### TASK TO COMPLETE
List every line below containing "الجبل".

— BEGIN —

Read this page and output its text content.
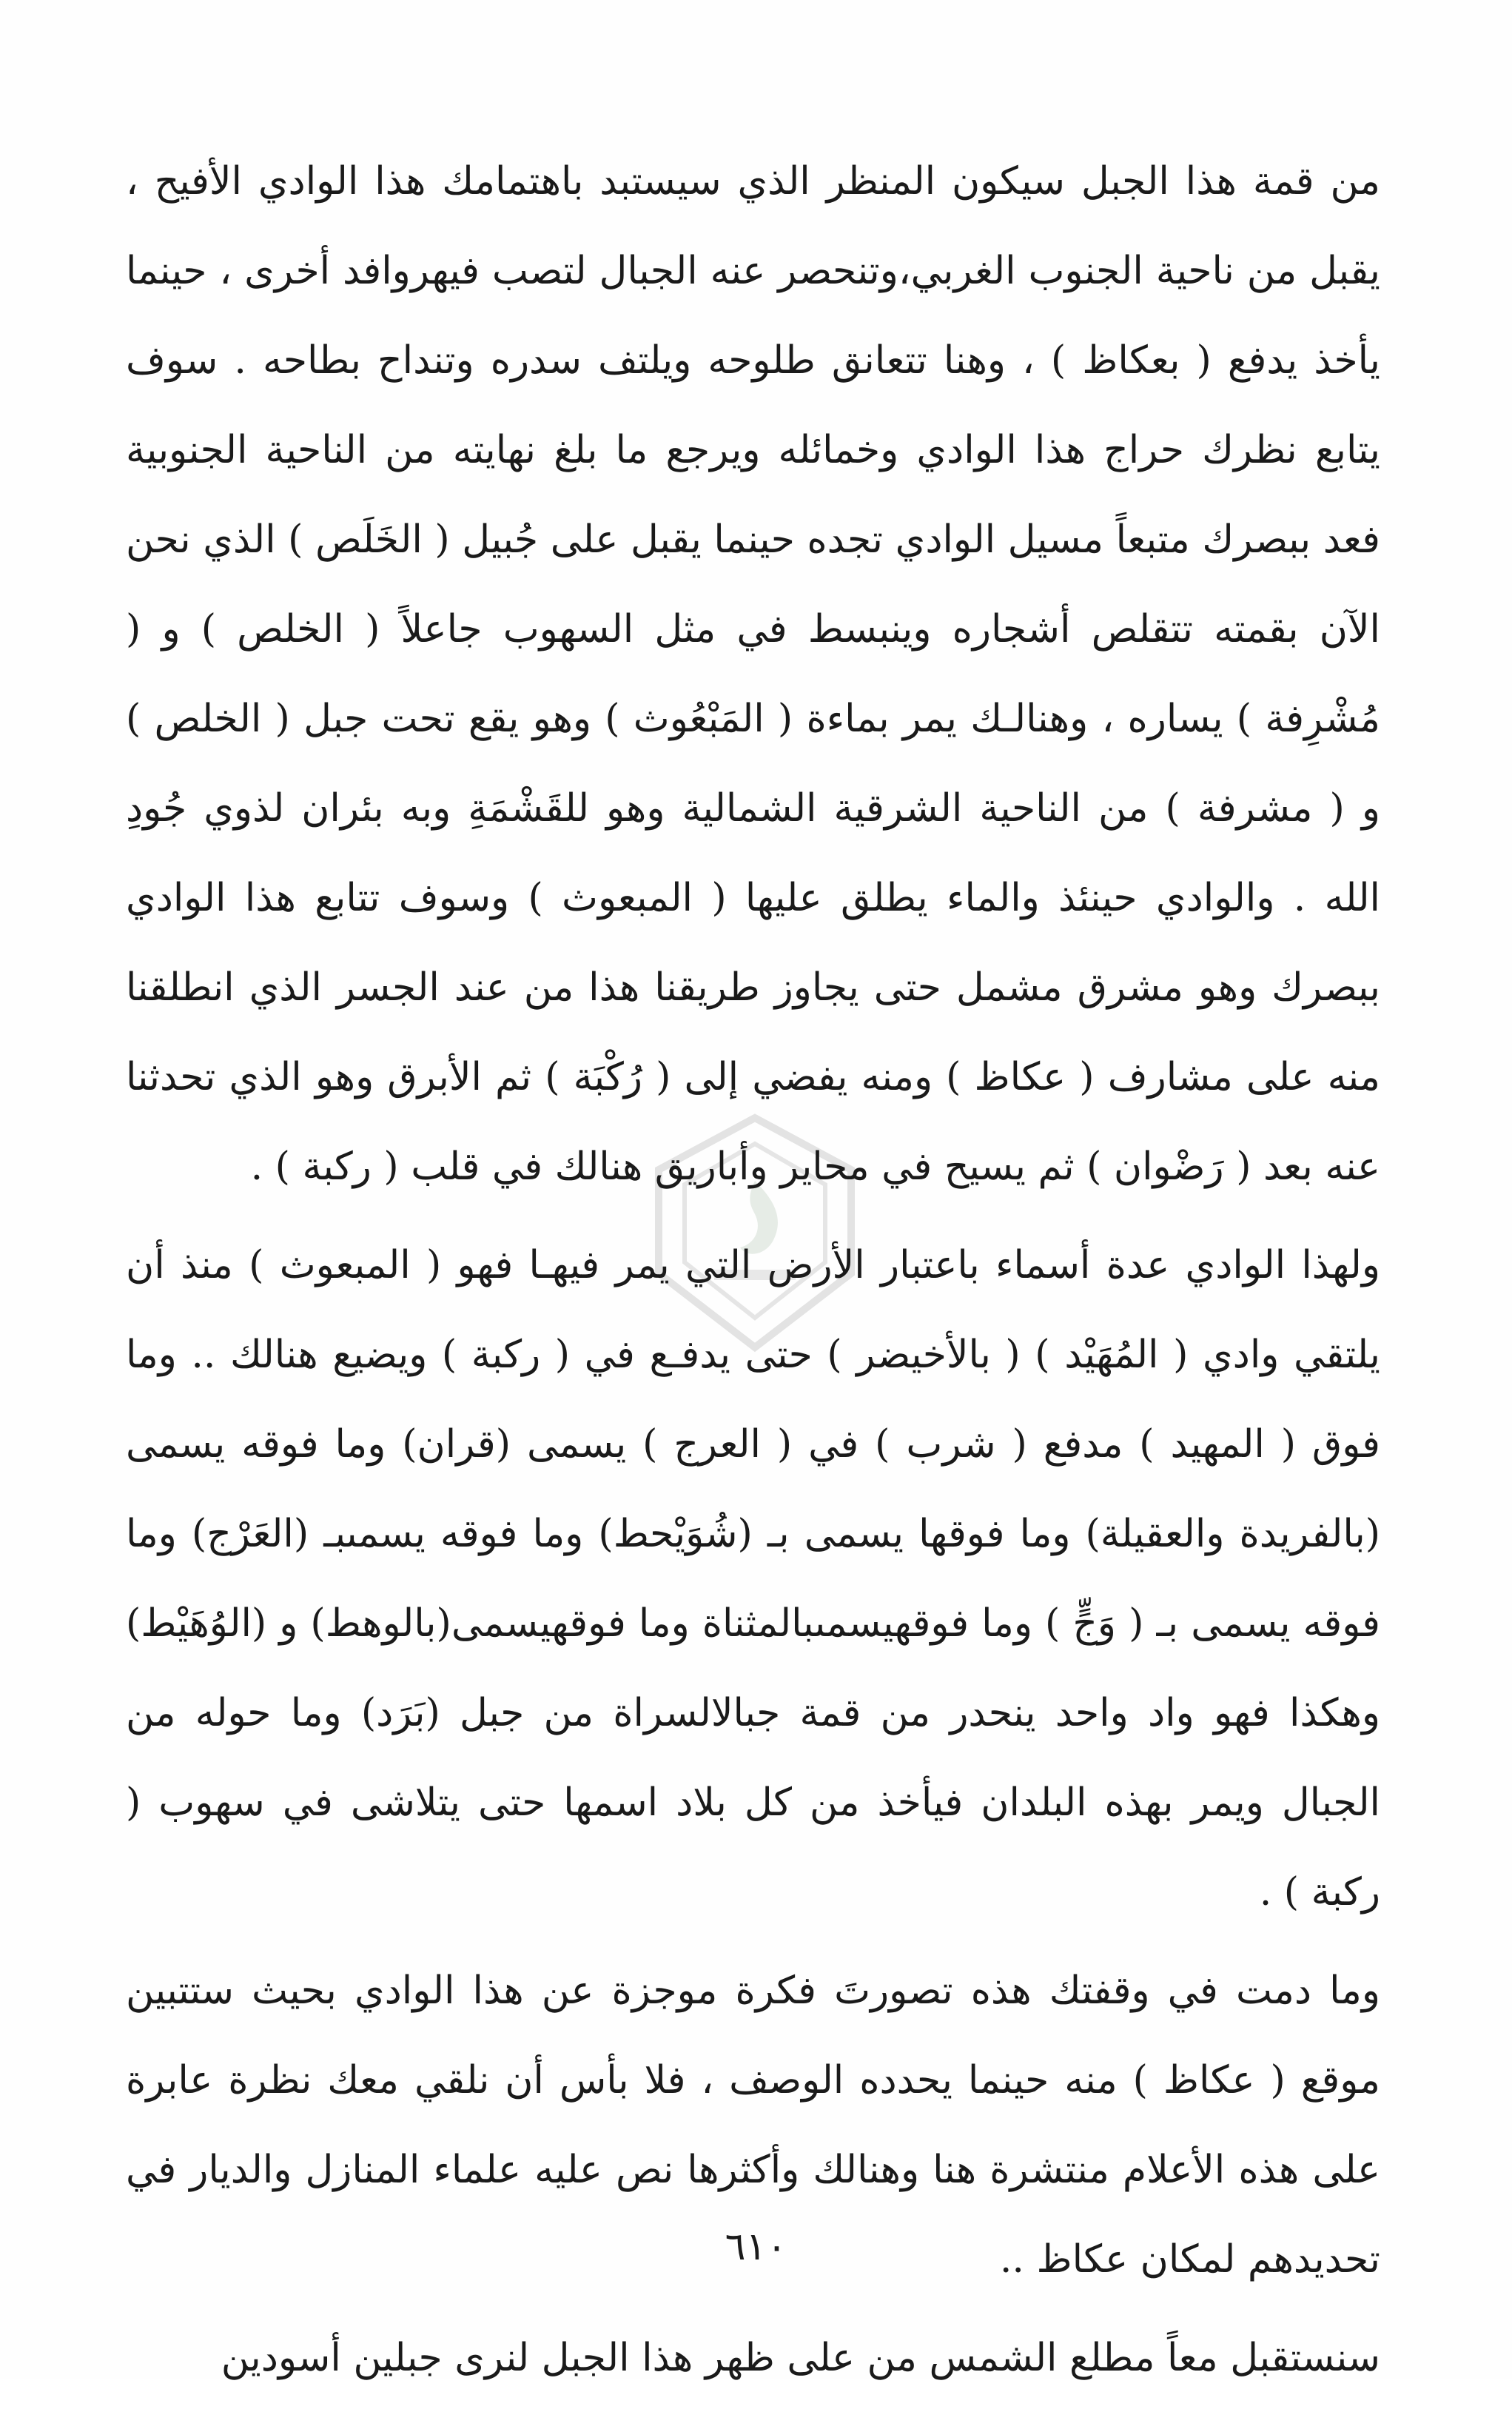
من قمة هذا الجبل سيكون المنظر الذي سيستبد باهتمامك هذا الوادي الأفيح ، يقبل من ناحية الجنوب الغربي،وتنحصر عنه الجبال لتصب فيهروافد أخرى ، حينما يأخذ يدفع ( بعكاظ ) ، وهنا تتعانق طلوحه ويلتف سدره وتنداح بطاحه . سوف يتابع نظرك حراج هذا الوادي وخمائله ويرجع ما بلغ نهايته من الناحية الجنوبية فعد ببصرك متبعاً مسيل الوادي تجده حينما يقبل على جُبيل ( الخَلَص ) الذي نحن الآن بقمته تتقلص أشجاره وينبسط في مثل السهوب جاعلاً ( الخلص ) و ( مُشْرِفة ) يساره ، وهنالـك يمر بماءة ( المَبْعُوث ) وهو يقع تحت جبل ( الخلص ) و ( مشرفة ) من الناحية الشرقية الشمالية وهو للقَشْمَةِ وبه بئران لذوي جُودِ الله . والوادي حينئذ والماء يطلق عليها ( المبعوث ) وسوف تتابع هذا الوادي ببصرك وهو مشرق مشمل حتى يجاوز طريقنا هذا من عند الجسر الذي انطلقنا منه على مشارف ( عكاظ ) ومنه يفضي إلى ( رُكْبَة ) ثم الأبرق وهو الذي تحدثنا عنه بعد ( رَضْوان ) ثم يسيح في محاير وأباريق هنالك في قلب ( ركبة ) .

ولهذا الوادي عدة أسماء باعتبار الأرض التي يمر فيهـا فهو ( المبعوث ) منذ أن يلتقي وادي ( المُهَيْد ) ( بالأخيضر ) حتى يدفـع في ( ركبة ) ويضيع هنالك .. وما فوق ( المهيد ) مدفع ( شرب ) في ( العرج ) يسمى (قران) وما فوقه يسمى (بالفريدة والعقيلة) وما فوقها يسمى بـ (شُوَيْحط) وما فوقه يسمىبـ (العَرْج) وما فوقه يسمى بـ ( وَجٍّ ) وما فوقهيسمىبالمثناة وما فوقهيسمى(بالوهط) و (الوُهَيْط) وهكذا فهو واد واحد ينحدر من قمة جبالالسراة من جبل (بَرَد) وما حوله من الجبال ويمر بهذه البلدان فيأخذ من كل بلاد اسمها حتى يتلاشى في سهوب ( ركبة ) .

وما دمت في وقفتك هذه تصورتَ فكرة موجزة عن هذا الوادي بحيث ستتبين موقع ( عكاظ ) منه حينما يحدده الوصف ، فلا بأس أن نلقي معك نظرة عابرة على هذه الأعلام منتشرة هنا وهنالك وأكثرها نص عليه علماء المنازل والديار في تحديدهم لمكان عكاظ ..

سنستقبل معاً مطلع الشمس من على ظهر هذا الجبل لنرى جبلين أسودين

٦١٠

— END —

### RIGHT ANSWER
من قمة هذا الجبل سيكون المنظر الذي سيستبد باهتمامك هذا الوادي الأفيح ، يقبل من ناحية الجنوب الغربي،وتنحصر عنه الجبال لتصب فيهروافد أخرى ، حينما يأخذ يدفع ( بعكاظ ) ، وهنا تتعانق طلوحه ويلتف سدره وتنداح بطاحه . سوف يتابع نظرك حراج هذا الوادي وخمائله ويرجع ما بلغ نهايته من الناحية الجنوبية فعد ببصرك متبعاً مسيل الوادي تجده حينما يقبل على جُبيل ( الخَلَص ) الذي نحن الآن بقمته تتقلص أشجاره وينبسط في مثل السهوب جاعلاً ( الخلص ) و ( مُشْرِفة ) يساره ، وهنالـك يمر بماءة ( المَبْعُوث ) وهو يقع تحت جبل ( الخلص ) و ( مشرفة ) من الناحية الشرقية الشمالية وهو للقَشْمَةِ وبه بئران لذوي جُودِ الله . والوادي حينئذ والماء يطلق عليها ( المبعوث ) وسوف تتابع هذا الوادي ببصرك وهو مشرق مشمل حتى يجاوز طريقنا هذا من عند الجسر الذي انطلقنا منه على مشارف ( عكاظ ) ومنه يفضي إلى ( رُكْبَة ) ثم الأبرق وهو الذي تحدثنا عنه بعد ( رَضْوان ) ثم يسيح في محاير وأباريق هنالك في قلب ( ركبة ) .
سنستقبل معاً مطلع الشمس من على ظهر هذا الجبل لنرى جبلين أسودين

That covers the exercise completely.